Copy out each line of the listing that has the word "text" in it.
---------- Recorded data
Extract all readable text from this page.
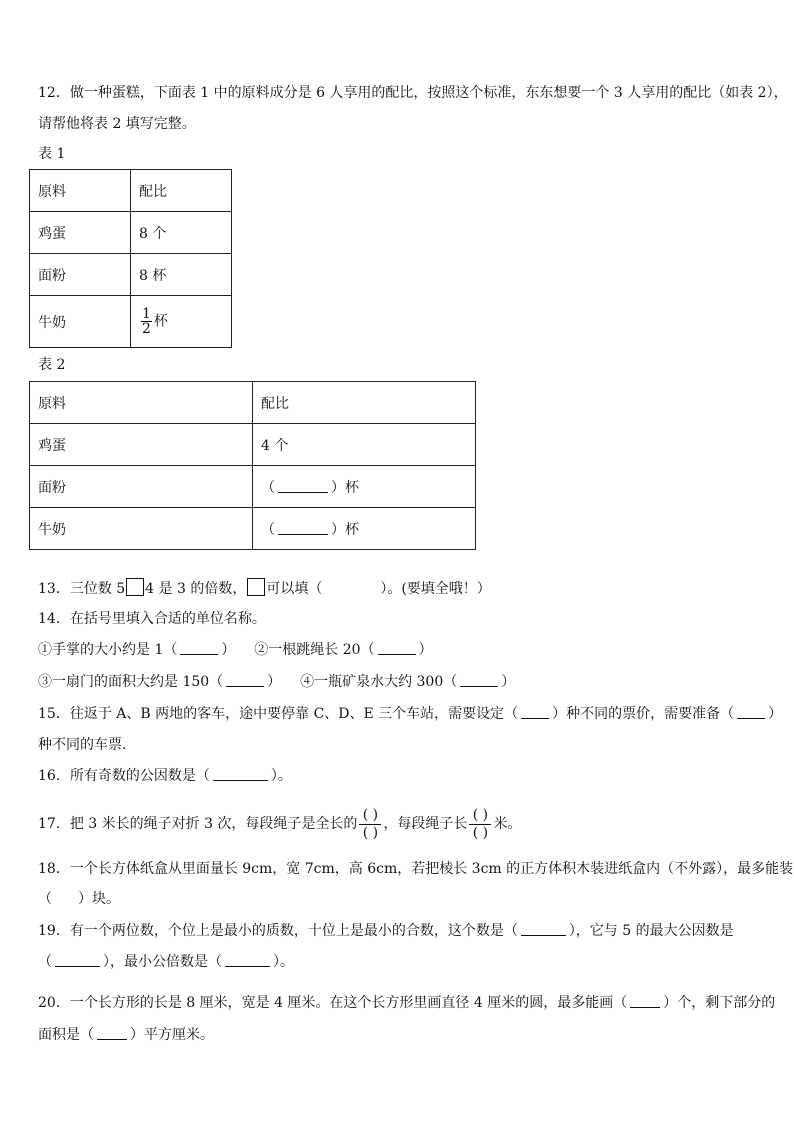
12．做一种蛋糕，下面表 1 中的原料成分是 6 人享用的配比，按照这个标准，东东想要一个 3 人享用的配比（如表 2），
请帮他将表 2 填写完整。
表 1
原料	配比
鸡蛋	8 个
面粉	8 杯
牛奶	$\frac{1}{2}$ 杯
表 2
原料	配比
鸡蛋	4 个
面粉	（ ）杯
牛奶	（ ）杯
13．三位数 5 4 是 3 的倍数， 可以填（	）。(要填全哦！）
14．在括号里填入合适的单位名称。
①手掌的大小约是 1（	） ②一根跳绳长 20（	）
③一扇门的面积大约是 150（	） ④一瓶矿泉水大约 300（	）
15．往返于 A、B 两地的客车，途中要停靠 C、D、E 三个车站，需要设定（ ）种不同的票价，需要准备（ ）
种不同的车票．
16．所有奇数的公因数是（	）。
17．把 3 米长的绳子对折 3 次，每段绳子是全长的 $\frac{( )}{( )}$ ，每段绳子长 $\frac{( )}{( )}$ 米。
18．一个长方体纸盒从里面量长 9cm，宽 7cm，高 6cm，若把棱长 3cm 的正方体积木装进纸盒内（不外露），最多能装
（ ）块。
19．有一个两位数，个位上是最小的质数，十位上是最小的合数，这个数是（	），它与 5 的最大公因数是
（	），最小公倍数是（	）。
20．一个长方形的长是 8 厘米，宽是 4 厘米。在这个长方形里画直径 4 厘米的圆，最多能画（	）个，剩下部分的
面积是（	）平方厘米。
--------------------
---------- Recorded data
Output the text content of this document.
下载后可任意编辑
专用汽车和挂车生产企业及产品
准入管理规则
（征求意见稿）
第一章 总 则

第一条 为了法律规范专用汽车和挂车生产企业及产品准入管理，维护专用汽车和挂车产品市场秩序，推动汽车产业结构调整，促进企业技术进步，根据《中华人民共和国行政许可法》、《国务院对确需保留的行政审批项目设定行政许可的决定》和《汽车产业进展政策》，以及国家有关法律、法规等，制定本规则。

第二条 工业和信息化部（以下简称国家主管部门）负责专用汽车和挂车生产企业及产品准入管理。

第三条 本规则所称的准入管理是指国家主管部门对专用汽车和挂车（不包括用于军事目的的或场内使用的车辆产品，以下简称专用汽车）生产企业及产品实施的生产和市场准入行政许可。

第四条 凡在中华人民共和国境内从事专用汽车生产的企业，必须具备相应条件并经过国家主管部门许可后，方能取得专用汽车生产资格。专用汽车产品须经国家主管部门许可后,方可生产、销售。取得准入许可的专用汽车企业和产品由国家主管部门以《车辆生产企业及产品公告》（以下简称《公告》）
--------------------
**Output below**.
Extract all readable text from this page.
Output the text content of this document.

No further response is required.